** Start Given entries **
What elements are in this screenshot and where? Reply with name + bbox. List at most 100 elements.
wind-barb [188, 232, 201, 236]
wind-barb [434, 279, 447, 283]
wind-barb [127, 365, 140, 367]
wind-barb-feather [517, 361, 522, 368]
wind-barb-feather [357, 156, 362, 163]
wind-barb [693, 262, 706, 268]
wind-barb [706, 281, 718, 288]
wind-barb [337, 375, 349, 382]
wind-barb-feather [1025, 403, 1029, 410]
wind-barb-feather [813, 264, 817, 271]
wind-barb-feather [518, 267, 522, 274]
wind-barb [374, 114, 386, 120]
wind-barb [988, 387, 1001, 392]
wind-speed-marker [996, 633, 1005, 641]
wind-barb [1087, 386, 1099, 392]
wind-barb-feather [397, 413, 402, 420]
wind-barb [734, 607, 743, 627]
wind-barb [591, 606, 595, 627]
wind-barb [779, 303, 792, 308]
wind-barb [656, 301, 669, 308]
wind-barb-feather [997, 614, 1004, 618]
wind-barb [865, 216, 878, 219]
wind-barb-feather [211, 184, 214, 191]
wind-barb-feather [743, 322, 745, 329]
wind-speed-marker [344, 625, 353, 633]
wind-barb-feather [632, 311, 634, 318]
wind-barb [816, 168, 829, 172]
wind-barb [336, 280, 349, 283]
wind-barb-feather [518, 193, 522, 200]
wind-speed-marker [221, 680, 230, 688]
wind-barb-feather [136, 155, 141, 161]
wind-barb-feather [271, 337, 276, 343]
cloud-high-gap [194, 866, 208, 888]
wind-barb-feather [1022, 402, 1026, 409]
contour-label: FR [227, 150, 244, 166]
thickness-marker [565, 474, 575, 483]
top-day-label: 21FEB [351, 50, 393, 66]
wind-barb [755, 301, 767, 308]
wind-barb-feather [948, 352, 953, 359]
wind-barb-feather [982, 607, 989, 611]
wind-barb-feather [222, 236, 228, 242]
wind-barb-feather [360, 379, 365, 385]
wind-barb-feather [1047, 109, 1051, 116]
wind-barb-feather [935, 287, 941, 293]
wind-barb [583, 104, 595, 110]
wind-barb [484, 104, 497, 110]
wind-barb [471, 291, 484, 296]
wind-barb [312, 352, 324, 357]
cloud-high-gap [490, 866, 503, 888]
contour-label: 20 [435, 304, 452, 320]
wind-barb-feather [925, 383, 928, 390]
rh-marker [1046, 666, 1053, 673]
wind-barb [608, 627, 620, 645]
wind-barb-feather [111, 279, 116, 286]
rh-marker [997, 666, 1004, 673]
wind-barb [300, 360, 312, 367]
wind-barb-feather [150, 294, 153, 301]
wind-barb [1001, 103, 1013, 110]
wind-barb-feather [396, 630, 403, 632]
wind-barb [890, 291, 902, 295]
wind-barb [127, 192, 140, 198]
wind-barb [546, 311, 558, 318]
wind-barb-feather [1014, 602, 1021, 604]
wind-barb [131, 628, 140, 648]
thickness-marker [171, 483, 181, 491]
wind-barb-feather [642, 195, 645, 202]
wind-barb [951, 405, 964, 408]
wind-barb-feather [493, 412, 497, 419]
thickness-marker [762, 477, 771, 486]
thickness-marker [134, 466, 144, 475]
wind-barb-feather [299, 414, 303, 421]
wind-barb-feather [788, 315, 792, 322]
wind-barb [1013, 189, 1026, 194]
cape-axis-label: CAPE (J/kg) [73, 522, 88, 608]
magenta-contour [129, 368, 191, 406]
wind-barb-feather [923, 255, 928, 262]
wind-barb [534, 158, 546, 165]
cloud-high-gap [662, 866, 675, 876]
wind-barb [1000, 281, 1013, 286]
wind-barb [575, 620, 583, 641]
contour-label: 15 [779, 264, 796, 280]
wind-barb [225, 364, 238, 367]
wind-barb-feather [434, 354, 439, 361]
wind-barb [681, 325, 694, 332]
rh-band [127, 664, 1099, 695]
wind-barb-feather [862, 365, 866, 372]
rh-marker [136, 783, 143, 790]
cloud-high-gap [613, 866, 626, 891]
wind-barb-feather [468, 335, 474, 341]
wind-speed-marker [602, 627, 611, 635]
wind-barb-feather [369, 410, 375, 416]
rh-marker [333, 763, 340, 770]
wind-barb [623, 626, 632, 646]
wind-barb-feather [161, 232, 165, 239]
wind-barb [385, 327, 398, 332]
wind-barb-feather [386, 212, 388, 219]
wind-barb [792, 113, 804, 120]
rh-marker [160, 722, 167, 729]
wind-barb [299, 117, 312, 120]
** End Given entries **
Rewrite all of the records above, replacing each occurrence of "rh-marker" with "humidity-marker" and changing nothing else.

What elements are in this screenshot and where? Reply with name + bbox. List at most 100 elements.
wind-barb [188, 232, 201, 236]
wind-barb [434, 279, 447, 283]
wind-barb [127, 365, 140, 367]
wind-barb-feather [517, 361, 522, 368]
wind-barb-feather [357, 156, 362, 163]
wind-barb [693, 262, 706, 268]
wind-barb [706, 281, 718, 288]
wind-barb [337, 375, 349, 382]
wind-barb-feather [1025, 403, 1029, 410]
wind-barb-feather [813, 264, 817, 271]
wind-barb-feather [518, 267, 522, 274]
wind-barb [374, 114, 386, 120]
wind-barb [988, 387, 1001, 392]
wind-speed-marker [996, 633, 1005, 641]
wind-barb [1087, 386, 1099, 392]
wind-barb-feather [397, 413, 402, 420]
wind-barb [734, 607, 743, 627]
wind-barb [591, 606, 595, 627]
wind-barb [779, 303, 792, 308]
wind-barb [656, 301, 669, 308]
wind-barb-feather [997, 614, 1004, 618]
wind-barb [865, 216, 878, 219]
wind-barb-feather [211, 184, 214, 191]
wind-barb-feather [743, 322, 745, 329]
wind-speed-marker [344, 625, 353, 633]
wind-barb-feather [632, 311, 634, 318]
wind-barb [816, 168, 829, 172]
wind-barb [336, 280, 349, 283]
wind-barb-feather [518, 193, 522, 200]
wind-speed-marker [221, 680, 230, 688]
wind-barb-feather [136, 155, 141, 161]
wind-barb-feather [271, 337, 276, 343]
cloud-high-gap [194, 866, 208, 888]
wind-barb-feather [1022, 402, 1026, 409]
contour-label: FR [227, 150, 244, 166]
thickness-marker [565, 474, 575, 483]
top-day-label: 21FEB [351, 50, 393, 66]
wind-barb [755, 301, 767, 308]
wind-barb-feather [948, 352, 953, 359]
wind-barb-feather [982, 607, 989, 611]
wind-barb-feather [222, 236, 228, 242]
wind-barb-feather [360, 379, 365, 385]
wind-barb-feather [1047, 109, 1051, 116]
wind-barb-feather [935, 287, 941, 293]
wind-barb [583, 104, 595, 110]
wind-barb [484, 104, 497, 110]
wind-barb [471, 291, 484, 296]
wind-barb [312, 352, 324, 357]
cloud-high-gap [490, 866, 503, 888]
contour-label: 20 [435, 304, 452, 320]
wind-barb-feather [925, 383, 928, 390]
humidity-marker [1046, 666, 1053, 673]
wind-barb [608, 627, 620, 645]
wind-barb-feather [111, 279, 116, 286]
humidity-marker [997, 666, 1004, 673]
wind-barb [300, 360, 312, 367]
wind-barb-feather [150, 294, 153, 301]
wind-barb [1001, 103, 1013, 110]
wind-barb-feather [396, 630, 403, 632]
wind-barb [890, 291, 902, 295]
wind-barb [127, 192, 140, 198]
wind-barb [546, 311, 558, 318]
wind-barb-feather [1014, 602, 1021, 604]
wind-barb [131, 628, 140, 648]
thickness-marker [171, 483, 181, 491]
wind-barb-feather [642, 195, 645, 202]
wind-barb [951, 405, 964, 408]
wind-barb-feather [493, 412, 497, 419]
thickness-marker [762, 477, 771, 486]
thickness-marker [134, 466, 144, 475]
wind-barb-feather [299, 414, 303, 421]
wind-barb-feather [788, 315, 792, 322]
wind-barb [1013, 189, 1026, 194]
cape-axis-label: CAPE (J/kg) [73, 522, 88, 608]
magenta-contour [129, 368, 191, 406]
wind-barb-feather [923, 255, 928, 262]
wind-barb [534, 158, 546, 165]
cloud-high-gap [662, 866, 675, 876]
wind-barb [1000, 281, 1013, 286]
wind-barb [575, 620, 583, 641]
contour-label: 15 [779, 264, 796, 280]
wind-barb [225, 364, 238, 367]
wind-barb-feather [434, 354, 439, 361]
wind-barb [681, 325, 694, 332]
rh-band [127, 664, 1099, 695]
wind-barb-feather [862, 365, 866, 372]
humidity-marker [136, 783, 143, 790]
cloud-high-gap [613, 866, 626, 891]
wind-barb-feather [468, 335, 474, 341]
wind-speed-marker [602, 627, 611, 635]
wind-barb-feather [369, 410, 375, 416]
humidity-marker [333, 763, 340, 770]
wind-barb [623, 626, 632, 646]
wind-barb-feather [161, 232, 165, 239]
wind-barb [385, 327, 398, 332]
wind-barb-feather [386, 212, 388, 219]
wind-barb [792, 113, 804, 120]
humidity-marker [160, 722, 167, 729]
wind-barb [299, 117, 312, 120]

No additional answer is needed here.